═════ Information given ═════
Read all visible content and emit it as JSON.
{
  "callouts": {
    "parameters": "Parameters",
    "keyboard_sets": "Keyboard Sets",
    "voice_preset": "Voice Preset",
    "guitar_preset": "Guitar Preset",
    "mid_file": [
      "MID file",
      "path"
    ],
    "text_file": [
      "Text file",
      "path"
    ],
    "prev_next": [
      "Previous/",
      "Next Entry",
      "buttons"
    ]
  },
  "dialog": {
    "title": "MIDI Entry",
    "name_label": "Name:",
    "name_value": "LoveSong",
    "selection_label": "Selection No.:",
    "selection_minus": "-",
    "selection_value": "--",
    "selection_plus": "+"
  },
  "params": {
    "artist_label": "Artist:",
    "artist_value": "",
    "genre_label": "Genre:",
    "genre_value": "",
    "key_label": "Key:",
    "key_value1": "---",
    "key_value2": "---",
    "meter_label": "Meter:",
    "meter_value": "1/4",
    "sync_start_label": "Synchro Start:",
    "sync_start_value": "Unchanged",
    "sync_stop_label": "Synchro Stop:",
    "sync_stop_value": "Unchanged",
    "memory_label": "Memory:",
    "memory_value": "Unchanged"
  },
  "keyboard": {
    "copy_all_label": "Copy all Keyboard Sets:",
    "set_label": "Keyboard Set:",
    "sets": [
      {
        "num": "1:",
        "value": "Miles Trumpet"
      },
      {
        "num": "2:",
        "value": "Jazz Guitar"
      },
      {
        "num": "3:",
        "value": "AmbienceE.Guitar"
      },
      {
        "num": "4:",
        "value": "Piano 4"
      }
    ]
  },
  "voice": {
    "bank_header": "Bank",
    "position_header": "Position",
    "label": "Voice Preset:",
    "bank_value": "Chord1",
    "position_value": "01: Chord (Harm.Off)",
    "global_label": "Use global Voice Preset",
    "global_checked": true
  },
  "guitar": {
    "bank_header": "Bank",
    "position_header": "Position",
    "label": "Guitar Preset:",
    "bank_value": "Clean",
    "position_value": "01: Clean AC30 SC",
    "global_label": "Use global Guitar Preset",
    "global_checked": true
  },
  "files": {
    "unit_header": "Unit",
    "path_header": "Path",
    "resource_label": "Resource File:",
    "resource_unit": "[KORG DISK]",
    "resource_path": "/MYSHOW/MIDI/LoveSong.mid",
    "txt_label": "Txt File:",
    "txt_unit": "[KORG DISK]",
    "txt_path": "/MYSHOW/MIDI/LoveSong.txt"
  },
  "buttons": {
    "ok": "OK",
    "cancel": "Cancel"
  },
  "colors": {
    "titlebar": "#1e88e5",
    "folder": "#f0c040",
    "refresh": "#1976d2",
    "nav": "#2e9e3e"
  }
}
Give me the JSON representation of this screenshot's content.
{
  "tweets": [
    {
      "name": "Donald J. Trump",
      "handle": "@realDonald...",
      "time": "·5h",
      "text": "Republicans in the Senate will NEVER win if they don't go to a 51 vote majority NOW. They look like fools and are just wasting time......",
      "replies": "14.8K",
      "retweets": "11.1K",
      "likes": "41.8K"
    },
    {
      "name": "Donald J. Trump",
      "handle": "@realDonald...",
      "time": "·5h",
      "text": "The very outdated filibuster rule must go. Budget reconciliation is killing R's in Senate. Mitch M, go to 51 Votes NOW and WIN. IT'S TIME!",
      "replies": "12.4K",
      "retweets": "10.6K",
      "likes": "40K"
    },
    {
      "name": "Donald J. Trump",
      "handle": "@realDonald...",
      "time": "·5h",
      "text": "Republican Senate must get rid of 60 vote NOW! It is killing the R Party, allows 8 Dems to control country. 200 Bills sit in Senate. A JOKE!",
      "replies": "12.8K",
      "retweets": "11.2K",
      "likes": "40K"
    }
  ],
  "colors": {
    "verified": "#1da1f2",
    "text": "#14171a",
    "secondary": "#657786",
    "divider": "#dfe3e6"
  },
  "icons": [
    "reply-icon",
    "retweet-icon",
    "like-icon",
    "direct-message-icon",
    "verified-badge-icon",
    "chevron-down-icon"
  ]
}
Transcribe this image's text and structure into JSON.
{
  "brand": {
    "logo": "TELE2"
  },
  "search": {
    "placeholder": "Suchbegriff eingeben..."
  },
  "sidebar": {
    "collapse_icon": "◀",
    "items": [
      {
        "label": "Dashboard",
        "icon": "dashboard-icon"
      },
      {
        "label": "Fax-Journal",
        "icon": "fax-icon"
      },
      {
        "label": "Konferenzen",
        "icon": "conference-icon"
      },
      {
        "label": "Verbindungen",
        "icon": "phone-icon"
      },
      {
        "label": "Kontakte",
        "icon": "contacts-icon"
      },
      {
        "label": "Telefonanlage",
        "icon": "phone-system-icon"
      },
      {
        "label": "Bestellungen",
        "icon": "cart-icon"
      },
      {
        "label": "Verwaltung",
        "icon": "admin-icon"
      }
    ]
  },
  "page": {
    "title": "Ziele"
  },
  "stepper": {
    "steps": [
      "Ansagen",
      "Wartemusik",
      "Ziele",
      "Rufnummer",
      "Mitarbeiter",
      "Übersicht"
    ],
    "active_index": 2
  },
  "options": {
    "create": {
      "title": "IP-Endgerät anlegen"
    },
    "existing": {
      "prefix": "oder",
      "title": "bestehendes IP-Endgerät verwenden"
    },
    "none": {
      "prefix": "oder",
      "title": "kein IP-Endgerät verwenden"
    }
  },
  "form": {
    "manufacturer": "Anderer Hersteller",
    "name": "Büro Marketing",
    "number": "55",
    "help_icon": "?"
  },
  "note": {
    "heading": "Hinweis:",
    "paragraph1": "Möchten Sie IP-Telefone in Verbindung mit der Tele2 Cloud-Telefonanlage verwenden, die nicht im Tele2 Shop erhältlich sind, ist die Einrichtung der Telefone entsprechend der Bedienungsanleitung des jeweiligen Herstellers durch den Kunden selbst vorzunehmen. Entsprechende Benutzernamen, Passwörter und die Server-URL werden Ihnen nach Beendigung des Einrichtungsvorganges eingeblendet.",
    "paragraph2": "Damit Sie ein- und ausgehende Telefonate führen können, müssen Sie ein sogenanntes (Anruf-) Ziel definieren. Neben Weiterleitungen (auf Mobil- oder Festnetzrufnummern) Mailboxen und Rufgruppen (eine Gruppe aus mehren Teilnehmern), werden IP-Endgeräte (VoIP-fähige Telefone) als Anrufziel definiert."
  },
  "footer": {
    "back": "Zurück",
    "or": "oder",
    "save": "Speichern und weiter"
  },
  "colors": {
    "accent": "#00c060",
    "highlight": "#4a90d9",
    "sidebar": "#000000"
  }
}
═════
What the task asks: Reproduce the entries above in full by retyping them exactly.

Exercise answer:
Read all visible content and emit it as JSON.
{
  "callouts": {
    "parameters": "Parameters",
    "keyboard_sets": "Keyboard Sets",
    "voice_preset": "Voice Preset",
    "guitar_preset": "Guitar Preset",
    "mid_file": [
      "MID file",
      "path"
    ],
    "text_file": [
      "Text file",
      "path"
    ],
    "prev_next": [
      "Previous/",
      "Next Entry",
      "buttons"
    ]
  },
  "dialog": {
    "title": "MIDI Entry",
    "name_label": "Name:",
    "name_value": "LoveSong",
    "selection_label": "Selection No.:",
    "selection_minus": "-",
    "selection_value": "--",
    "selection_plus": "+"
  },
  "params": {
    "artist_label": "Artist:",
    "artist_value": "",
    "genre_label": "Genre:",
    "genre_value": "",
    "key_label": "Key:",
    "key_value1": "---",
    "key_value2": "---",
    "meter_label": "Meter:",
    "meter_value": "1/4",
    "sync_start_label": "Synchro Start:",
    "sync_start_value": "Unchanged",
    "sync_stop_label": "Synchro Stop:",
    "sync_stop_value": "Unchanged",
    "memory_label": "Memory:",
    "memory_value": "Unchanged"
  },
  "keyboard": {
    "copy_all_label": "Copy all Keyboard Sets:",
    "set_label": "Keyboard Set:",
    "sets": [
      {
        "num": "1:",
        "value": "Miles Trumpet"
      },
      {
        "num": "2:",
        "value": "Jazz Guitar"
      },
      {
        "num": "3:",
        "value": "AmbienceE.Guitar"
      },
      {
        "num": "4:",
        "value": "Piano 4"
      }
    ]
  },
  "voice": {
    "bank_header": "Bank",
    "position_header": "Position",
    "label": "Voice Preset:",
    "bank_value": "Chord1",
    "position_value": "01: Chord (Harm.Off)",
    "global_label": "Use global Voice Preset",
    "global_checked": true
  },
  "guitar": {
    "bank_header": "Bank",
    "position_header": "Position",
    "label": "Guitar Preset:",
    "bank_value": "Clean",
    "position_value": "01: Clean AC30 SC",
    "global_label": "Use global Guitar Preset",
    "global_checked": true
  },
  "files": {
    "unit_header": "Unit",
    "path_header": "Path",
    "resource_label": "Resource File:",
    "resource_unit": "[KORG DISK]",
    "resource_path": "/MYSHOW/MIDI/LoveSong.mid",
    "txt_label": "Txt File:",
    "txt_unit": "[KORG DISK]",
    "txt_path": "/MYSHOW/MIDI/LoveSong.txt"
  },
  "buttons": {
    "ok": "OK",
    "cancel": "Cancel"
  },
  "colors": {
    "titlebar": "#1e88e5",
    "folder": "#f0c040",
    "refresh": "#1976d2",
    "nav": "#2e9e3e"
  }
}
Give me the JSON representation of this screenshot's content.
{
  "tweets": [
    {
      "name": "Donald J. Trump",
      "handle": "@realDonald...",
      "time": "·5h",
      "text": "Republicans in the Senate will NEVER win if they don't go to a 51 vote majority NOW. They look like fools and are just wasting time......",
      "replies": "14.8K",
      "retweets": "11.1K",
      "likes": "41.8K"
    },
    {
      "name": "Donald J. Trump",
      "handle": "@realDonald...",
      "time": "·5h",
      "text": "The very outdated filibuster rule must go. Budget reconciliation is killing R's in Senate. Mitch M, go to 51 Votes NOW and WIN. IT'S TIME!",
      "replies": "12.4K",
      "retweets": "10.6K",
      "likes": "40K"
    },
    {
      "name": "Donald J. Trump",
      "handle": "@realDonald...",
      "time": "·5h",
      "text": "Republican Senate must get rid of 60 vote NOW! It is killing the R Party, allows 8 Dems to control country. 200 Bills sit in Senate. A JOKE!",
      "replies": "12.8K",
      "retweets": "11.2K",
      "likes": "40K"
    }
  ],
  "colors": {
    "verified": "#1da1f2",
    "text": "#14171a",
    "secondary": "#657786",
    "divider": "#dfe3e6"
  },
  "icons": [
    "reply-icon",
    "retweet-icon",
    "like-icon",
    "direct-message-icon",
    "verified-badge-icon",
    "chevron-down-icon"
  ]
}
Transcribe this image's text and structure into JSON.
{
  "brand": {
    "logo": "TELE2"
  },
  "search": {
    "placeholder": "Suchbegriff eingeben..."
  },
  "sidebar": {
    "collapse_icon": "◀",
    "items": [
      {
        "label": "Dashboard",
        "icon": "dashboard-icon"
      },
      {
        "label": "Fax-Journal",
        "icon": "fax-icon"
      },
      {
        "label": "Konferenzen",
        "icon": "conference-icon"
      },
      {
        "label": "Verbindungen",
        "icon": "phone-icon"
      },
      {
        "label": "Kontakte",
        "icon": "contacts-icon"
      },
      {
        "label": "Telefonanlage",
        "icon": "phone-system-icon"
      },
      {
        "label": "Bestellungen",
        "icon": "cart-icon"
      },
      {
        "label": "Verwaltung",
        "icon": "admin-icon"
      }
    ]
  },
  "page": {
    "title": "Ziele"
  },
  "stepper": {
    "steps": [
      "Ansagen",
      "Wartemusik",
      "Ziele",
      "Rufnummer",
      "Mitarbeiter",
      "Übersicht"
    ],
    "active_index": 2
  },
  "options": {
    "create": {
      "title": "IP-Endgerät anlegen"
    },
    "existing": {
      "prefix": "oder",
      "title": "bestehendes IP-Endgerät verwenden"
    },
    "none": {
      "prefix": "oder",
      "title": "kein IP-Endgerät verwenden"
    }
  },
  "form": {
    "manufacturer": "Anderer Hersteller",
    "name": "Büro Marketing",
    "number": "55",
    "help_icon": "?"
  },
  "note": {
    "heading": "Hinweis:",
    "paragraph1": "Möchten Sie IP-Telefone in Verbindung mit der Tele2 Cloud-Telefonanlage verwenden, die nicht im Tele2 Shop erhältlich sind, ist die Einrichtung der Telefone entsprechend der Bedienungsanleitung des jeweiligen Herstellers durch den Kunden selbst vorzunehmen. Entsprechende Benutzernamen, Passwörter und die Server-URL werden Ihnen nach Beendigung des Einrichtungsvorganges eingeblendet.",
    "paragraph2": "Damit Sie ein- und ausgehende Telefonate führen können, müssen Sie ein sogenanntes (Anruf-) Ziel definieren. Neben Weiterleitungen (auf Mobil- oder Festnetzrufnummern) Mailboxen und Rufgruppen (eine Gruppe aus mehren Teilnehmern), werden IP-Endgeräte (VoIP-fähige Telefone) als Anrufziel definiert."
  },
  "footer": {
    "back": "Zurück",
    "or": "oder",
    "save": "Speichern und weiter"
  },
  "colors": {
    "accent": "#00c060",
    "highlight": "#4a90d9",
    "sidebar": "#000000"
  }
}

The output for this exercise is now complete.